* start DATASET ROWS *
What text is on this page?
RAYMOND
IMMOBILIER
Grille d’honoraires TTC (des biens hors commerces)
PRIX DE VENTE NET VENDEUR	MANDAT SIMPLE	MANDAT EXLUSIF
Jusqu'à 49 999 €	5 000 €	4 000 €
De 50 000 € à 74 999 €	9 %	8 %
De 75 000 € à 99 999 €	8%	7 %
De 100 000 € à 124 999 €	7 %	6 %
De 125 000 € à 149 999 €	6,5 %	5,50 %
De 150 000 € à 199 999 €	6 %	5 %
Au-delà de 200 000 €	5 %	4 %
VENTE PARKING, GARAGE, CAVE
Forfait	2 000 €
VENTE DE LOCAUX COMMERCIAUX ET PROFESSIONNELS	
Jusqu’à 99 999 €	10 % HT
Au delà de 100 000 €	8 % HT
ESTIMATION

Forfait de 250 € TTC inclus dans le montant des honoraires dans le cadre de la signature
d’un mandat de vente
* end DATASET ROWS *
THE TASK:
Go through the records and gather the lines that hold "Forfait".

TASK ANSWER:
Forfait	2 000 €
Forfait de 250 € TTC inclus dans le montant des honoraires dans le cadre de la signature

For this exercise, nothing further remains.